** Start SUPPLIED RECORDS **

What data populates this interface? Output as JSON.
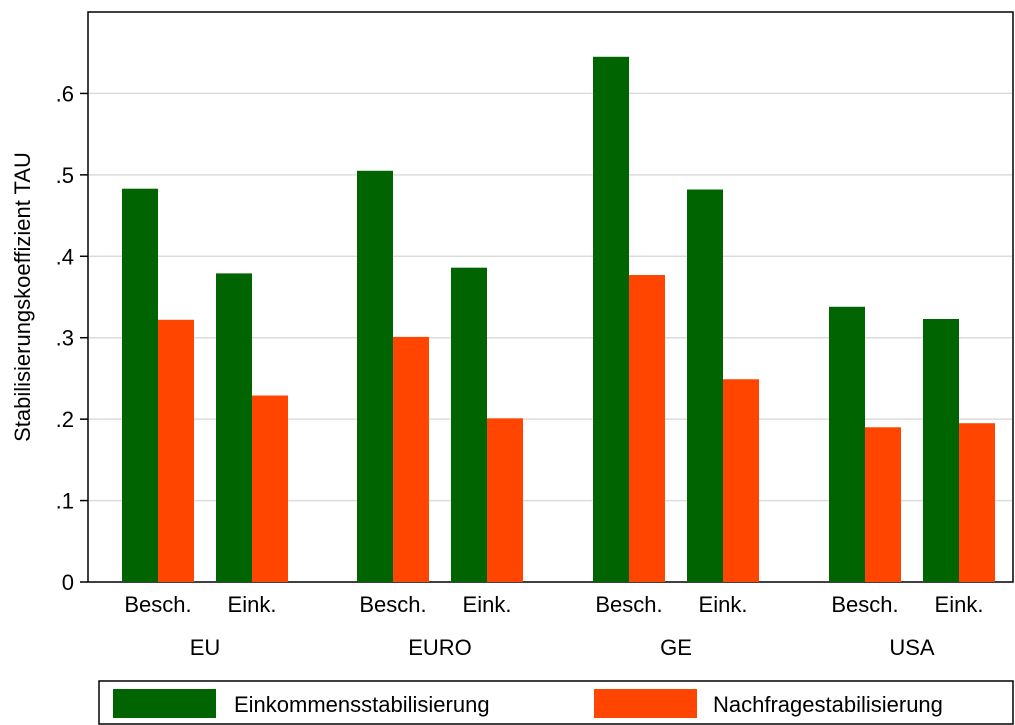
{
  "chart_data": {
    "type": "bar",
    "ylabel": "Stabilisierungskoeffizient TAU",
    "ylim": [
      0,
      0.7
    ],
    "yticks": [
      {
        "value": 0,
        "label": "0"
      },
      {
        "value": 0.1,
        "label": ".1"
      },
      {
        "value": 0.2,
        "label": ".2"
      },
      {
        "value": 0.3,
        "label": ".3"
      },
      {
        "value": 0.4,
        "label": ".4"
      },
      {
        "value": 0.5,
        "label": ".5"
      },
      {
        "value": 0.6,
        "label": ".6"
      }
    ],
    "grid": true,
    "legend_position": "bottom",
    "groups": [
      {
        "label": "EU",
        "subcategories": [
          "Besch.",
          "Eink."
        ]
      },
      {
        "label": "EURO",
        "subcategories": [
          "Besch.",
          "Eink."
        ]
      },
      {
        "label": "GE",
        "subcategories": [
          "Besch.",
          "Eink."
        ]
      },
      {
        "label": "USA",
        "subcategories": [
          "Besch.",
          "Eink."
        ]
      }
    ],
    "series": [
      {
        "name": "Einkommensstabilisierung",
        "color": "#006400",
        "values": [
          0.483,
          0.379,
          0.505,
          0.386,
          0.645,
          0.482,
          0.338,
          0.323
        ]
      },
      {
        "name": "Nachfragestabilisierung",
        "color": "#ff4500",
        "values": [
          0.322,
          0.229,
          0.301,
          0.201,
          0.377,
          0.249,
          0.19,
          0.195
        ]
      }
    ]
  }
}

** End SUPPLIED RECORDS **

Above are records with pictures; repeat the records exactly and leave the pictures out.

* WRITTEN RESPONSE
What data populates this interface? Output as JSON.
{
  "chart_data": {
    "type": "bar",
    "ylabel": "Stabilisierungskoeffizient TAU",
    "ylim": [
      0,
      0.7
    ],
    "yticks": [
      {
        "value": 0,
        "label": "0"
      },
      {
        "value": 0.1,
        "label": ".1"
      },
      {
        "value": 0.2,
        "label": ".2"
      },
      {
        "value": 0.3,
        "label": ".3"
      },
      {
        "value": 0.4,
        "label": ".4"
      },
      {
        "value": 0.5,
        "label": ".5"
      },
      {
        "value": 0.6,
        "label": ".6"
      }
    ],
    "grid": true,
    "legend_position": "bottom",
    "groups": [
      {
        "label": "EU",
        "subcategories": [
          "Besch.",
          "Eink."
        ]
      },
      {
        "label": "EURO",
        "subcategories": [
          "Besch.",
          "Eink."
        ]
      },
      {
        "label": "GE",
        "subcategories": [
          "Besch.",
          "Eink."
        ]
      },
      {
        "label": "USA",
        "subcategories": [
          "Besch.",
          "Eink."
        ]
      }
    ],
    "series": [
      {
        "name": "Einkommensstabilisierung",
        "color": "#006400",
        "values": [
          0.483,
          0.379,
          0.505,
          0.386,
          0.645,
          0.482,
          0.338,
          0.323
        ]
      },
      {
        "name": "Nachfragestabilisierung",
        "color": "#ff4500",
        "values": [
          0.322,
          0.229,
          0.301,
          0.201,
          0.377,
          0.249,
          0.19,
          0.195
        ]
      }
    ]
  }
}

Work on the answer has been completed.